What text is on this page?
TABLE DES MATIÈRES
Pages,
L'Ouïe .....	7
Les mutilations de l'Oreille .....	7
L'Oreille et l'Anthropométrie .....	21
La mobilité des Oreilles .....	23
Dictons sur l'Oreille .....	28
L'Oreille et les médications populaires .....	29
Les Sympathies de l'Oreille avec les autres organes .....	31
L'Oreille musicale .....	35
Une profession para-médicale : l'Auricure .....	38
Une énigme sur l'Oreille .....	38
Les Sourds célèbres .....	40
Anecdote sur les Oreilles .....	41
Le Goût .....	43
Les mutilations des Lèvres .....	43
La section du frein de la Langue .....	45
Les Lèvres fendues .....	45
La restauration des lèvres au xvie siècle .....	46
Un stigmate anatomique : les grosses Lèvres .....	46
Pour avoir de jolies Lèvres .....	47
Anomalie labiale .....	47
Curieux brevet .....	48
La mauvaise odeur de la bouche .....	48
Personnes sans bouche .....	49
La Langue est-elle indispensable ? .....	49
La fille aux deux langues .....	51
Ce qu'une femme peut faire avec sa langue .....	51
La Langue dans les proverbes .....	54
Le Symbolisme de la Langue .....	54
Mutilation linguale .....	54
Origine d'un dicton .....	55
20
---*---
### Goal of the exercise
Find and copy every line in the entries above where the string "bouche" occurs.

### Answer to this problem
La mauvaise odeur de la bouche .....	48
Personnes sans bouche .....	49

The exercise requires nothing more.